What you will do =
The listing beneath should be written out in full, exactly as shown.

Data shown =
========================================

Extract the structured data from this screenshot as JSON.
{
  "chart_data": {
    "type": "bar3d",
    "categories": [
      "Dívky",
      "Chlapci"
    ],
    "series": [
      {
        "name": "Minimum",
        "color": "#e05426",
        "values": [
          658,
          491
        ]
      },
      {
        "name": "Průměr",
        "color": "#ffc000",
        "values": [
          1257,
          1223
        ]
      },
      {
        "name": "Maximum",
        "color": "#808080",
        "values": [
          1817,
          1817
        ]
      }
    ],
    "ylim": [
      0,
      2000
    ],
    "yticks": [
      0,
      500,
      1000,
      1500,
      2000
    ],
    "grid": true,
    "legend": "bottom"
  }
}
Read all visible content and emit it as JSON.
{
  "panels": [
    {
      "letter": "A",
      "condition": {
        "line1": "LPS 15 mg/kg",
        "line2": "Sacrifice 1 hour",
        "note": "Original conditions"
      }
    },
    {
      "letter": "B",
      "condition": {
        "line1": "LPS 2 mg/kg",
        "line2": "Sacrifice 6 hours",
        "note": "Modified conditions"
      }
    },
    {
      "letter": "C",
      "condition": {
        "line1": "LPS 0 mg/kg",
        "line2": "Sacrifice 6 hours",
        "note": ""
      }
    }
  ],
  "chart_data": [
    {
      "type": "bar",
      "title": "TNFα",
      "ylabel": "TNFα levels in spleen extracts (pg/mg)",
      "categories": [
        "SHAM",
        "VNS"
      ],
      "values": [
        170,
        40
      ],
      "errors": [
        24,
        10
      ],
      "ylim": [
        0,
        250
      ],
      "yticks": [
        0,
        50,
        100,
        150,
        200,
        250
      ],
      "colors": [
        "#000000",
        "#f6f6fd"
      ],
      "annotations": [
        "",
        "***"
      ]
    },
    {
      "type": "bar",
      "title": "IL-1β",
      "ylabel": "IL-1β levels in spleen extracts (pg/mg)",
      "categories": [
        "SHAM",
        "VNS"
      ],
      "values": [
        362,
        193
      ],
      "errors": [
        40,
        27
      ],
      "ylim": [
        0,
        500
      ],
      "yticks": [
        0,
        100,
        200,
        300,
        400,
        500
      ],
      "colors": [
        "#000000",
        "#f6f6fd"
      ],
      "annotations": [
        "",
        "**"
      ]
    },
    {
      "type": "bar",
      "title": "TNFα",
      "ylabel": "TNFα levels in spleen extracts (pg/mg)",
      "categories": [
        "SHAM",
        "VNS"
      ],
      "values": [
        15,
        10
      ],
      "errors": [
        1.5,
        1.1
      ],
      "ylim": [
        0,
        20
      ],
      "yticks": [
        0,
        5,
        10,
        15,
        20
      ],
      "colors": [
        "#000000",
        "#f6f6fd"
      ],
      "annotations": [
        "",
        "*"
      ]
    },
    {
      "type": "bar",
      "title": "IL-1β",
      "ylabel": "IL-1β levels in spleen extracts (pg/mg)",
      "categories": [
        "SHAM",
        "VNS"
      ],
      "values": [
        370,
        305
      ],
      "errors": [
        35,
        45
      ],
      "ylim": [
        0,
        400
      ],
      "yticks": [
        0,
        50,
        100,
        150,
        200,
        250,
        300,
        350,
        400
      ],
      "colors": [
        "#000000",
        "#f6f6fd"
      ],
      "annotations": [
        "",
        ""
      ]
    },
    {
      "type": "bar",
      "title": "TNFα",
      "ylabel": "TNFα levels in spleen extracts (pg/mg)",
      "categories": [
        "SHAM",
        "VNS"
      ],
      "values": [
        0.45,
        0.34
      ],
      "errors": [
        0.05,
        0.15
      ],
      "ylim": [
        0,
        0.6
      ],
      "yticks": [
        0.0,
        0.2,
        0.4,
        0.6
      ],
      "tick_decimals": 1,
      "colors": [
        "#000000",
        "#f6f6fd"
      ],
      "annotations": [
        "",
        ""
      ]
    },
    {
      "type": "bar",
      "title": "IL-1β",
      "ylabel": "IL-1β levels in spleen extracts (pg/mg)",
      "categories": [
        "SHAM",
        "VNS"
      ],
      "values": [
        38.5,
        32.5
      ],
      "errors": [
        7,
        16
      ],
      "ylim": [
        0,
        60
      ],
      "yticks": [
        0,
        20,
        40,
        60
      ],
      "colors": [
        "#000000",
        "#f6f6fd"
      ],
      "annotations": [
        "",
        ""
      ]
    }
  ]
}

========================================

Complete output =
Extract the structured data from this screenshot as JSON.
{
  "chart_data": {
    "type": "bar3d",
    "categories": [
      "Dívky",
      "Chlapci"
    ],
    "series": [
      {
        "name": "Minimum",
        "color": "#e05426",
        "values": [
          658,
          491
        ]
      },
      {
        "name": "Průměr",
        "color": "#ffc000",
        "values": [
          1257,
          1223
        ]
      },
      {
        "name": "Maximum",
        "color": "#808080",
        "values": [
          1817,
          1817
        ]
      }
    ],
    "ylim": [
      0,
      2000
    ],
    "yticks": [
      0,
      500,
      1000,
      1500,
      2000
    ],
    "grid": true,
    "legend": "bottom"
  }
}
Read all visible content and emit it as JSON.
{
  "panels": [
    {
      "letter": "A",
      "condition": {
        "line1": "LPS 15 mg/kg",
        "line2": "Sacrifice 1 hour",
        "note": "Original conditions"
      }
    },
    {
      "letter": "B",
      "condition": {
        "line1": "LPS 2 mg/kg",
        "line2": "Sacrifice 6 hours",
        "note": "Modified conditions"
      }
    },
    {
      "letter": "C",
      "condition": {
        "line1": "LPS 0 mg/kg",
        "line2": "Sacrifice 6 hours",
        "note": ""
      }
    }
  ],
  "chart_data": [
    {
      "type": "bar",
      "title": "TNFα",
      "ylabel": "TNFα levels in spleen extracts (pg/mg)",
      "categories": [
        "SHAM",
        "VNS"
      ],
      "values": [
        170,
        40
      ],
      "errors": [
        24,
        10
      ],
      "ylim": [
        0,
        250
      ],
      "yticks": [
        0,
        50,
        100,
        150,
        200,
        250
      ],
      "colors": [
        "#000000",
        "#f6f6fd"
      ],
      "annotations": [
        "",
        "***"
      ]
    },
    {
      "type": "bar",
      "title": "IL-1β",
      "ylabel": "IL-1β levels in spleen extracts (pg/mg)",
      "categories": [
        "SHAM",
        "VNS"
      ],
      "values": [
        362,
        193
      ],
      "errors": [
        40,
        27
      ],
      "ylim": [
        0,
        500
      ],
      "yticks": [
        0,
        100,
        200,
        300,
        400,
        500
      ],
      "colors": [
        "#000000",
        "#f6f6fd"
      ],
      "annotations": [
        "",
        "**"
      ]
    },
    {
      "type": "bar",
      "title": "TNFα",
      "ylabel": "TNFα levels in spleen extracts (pg/mg)",
      "categories": [
        "SHAM",
        "VNS"
      ],
      "values": [
        15,
        10
      ],
      "errors": [
        1.5,
        1.1
      ],
      "ylim": [
        0,
        20
      ],
      "yticks": [
        0,
        5,
        10,
        15,
        20
      ],
      "colors": [
        "#000000",
        "#f6f6fd"
      ],
      "annotations": [
        "",
        "*"
      ]
    },
    {
      "type": "bar",
      "title": "IL-1β",
      "ylabel": "IL-1β levels in spleen extracts (pg/mg)",
      "categories": [
        "SHAM",
        "VNS"
      ],
      "values": [
        370,
        305
      ],
      "errors": [
        35,
        45
      ],
      "ylim": [
        0,
        400
      ],
      "yticks": [
        0,
        50,
        100,
        150,
        200,
        250,
        300,
        350,
        400
      ],
      "colors": [
        "#000000",
        "#f6f6fd"
      ],
      "annotations": [
        "",
        ""
      ]
    },
    {
      "type": "bar",
      "title": "TNFα",
      "ylabel": "TNFα levels in spleen extracts (pg/mg)",
      "categories": [
        "SHAM",
        "VNS"
      ],
      "values": [
        0.45,
        0.34
      ],
      "errors": [
        0.05,
        0.15
      ],
      "ylim": [
        0,
        0.6
      ],
      "yticks": [
        0.0,
        0.2,
        0.4,
        0.6
      ],
      "tick_decimals": 1,
      "colors": [
        "#000000",
        "#f6f6fd"
      ],
      "annotations": [
        "",
        ""
      ]
    },
    {
      "type": "bar",
      "title": "IL-1β",
      "ylabel": "IL-1β levels in spleen extracts (pg/mg)",
      "categories": [
        "SHAM",
        "VNS"
      ],
      "values": [
        38.5,
        32.5
      ],
      "errors": [
        7,
        16
      ],
      "ylim": [
        0,
        60
      ],
      "yticks": [
        0,
        20,
        40,
        60
      ],
      "colors": [
        "#000000",
        "#f6f6fd"
      ],
      "annotations": [
        "",
        ""
      ]
    }
  ]
}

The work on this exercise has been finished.